### What you should do
Copy each line of the data that has "function" in it.

### Records excerpted from a collection
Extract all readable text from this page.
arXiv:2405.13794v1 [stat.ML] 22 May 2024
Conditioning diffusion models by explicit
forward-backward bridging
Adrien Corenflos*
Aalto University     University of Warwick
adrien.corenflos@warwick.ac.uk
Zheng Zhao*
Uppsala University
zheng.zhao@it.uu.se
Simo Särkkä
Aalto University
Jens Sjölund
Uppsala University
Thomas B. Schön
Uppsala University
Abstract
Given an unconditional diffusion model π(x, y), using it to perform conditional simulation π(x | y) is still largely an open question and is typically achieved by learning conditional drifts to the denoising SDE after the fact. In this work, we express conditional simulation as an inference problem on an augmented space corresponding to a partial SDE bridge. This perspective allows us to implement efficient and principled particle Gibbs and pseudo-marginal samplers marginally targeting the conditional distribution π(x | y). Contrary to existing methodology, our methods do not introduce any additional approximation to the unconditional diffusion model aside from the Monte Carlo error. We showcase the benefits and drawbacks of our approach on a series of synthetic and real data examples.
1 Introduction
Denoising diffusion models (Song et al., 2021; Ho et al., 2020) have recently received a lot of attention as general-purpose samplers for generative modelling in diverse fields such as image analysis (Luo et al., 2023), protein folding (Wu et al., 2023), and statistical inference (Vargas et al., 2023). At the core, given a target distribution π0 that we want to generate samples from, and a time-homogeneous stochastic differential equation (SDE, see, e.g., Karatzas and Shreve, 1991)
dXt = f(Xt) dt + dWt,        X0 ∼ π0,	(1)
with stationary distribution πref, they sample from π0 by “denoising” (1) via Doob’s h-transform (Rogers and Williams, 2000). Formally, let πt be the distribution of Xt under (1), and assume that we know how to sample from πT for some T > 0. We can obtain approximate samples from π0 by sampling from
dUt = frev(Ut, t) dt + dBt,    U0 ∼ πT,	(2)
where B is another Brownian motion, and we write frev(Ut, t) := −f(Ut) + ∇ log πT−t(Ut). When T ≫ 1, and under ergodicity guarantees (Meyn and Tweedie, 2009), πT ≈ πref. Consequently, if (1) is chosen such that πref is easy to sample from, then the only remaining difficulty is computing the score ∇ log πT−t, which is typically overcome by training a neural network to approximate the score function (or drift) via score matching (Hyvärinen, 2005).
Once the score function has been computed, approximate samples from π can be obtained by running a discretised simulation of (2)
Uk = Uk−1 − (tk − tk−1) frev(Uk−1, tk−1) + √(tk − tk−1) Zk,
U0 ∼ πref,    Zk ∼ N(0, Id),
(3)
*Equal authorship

### Completed exercise
where B is another Brownian motion, and we write frev(Ut, t) := −f(Ut) + ∇ log πT−t(Ut). When T ≫ 1, and under ergodicity guarantees (Meyn and Tweedie, 2009), πT ≈ πref. Consequently, if (1) is chosen such that πref is easy to sample from, then the only remaining difficulty is computing the score ∇ log πT−t, which is typically overcome by training a neural network to approximate the score function (or drift) via score matching (Hyvärinen, 2005).
Once the score function has been computed, approximate samples from π can be obtained by running a discretised simulation of (2)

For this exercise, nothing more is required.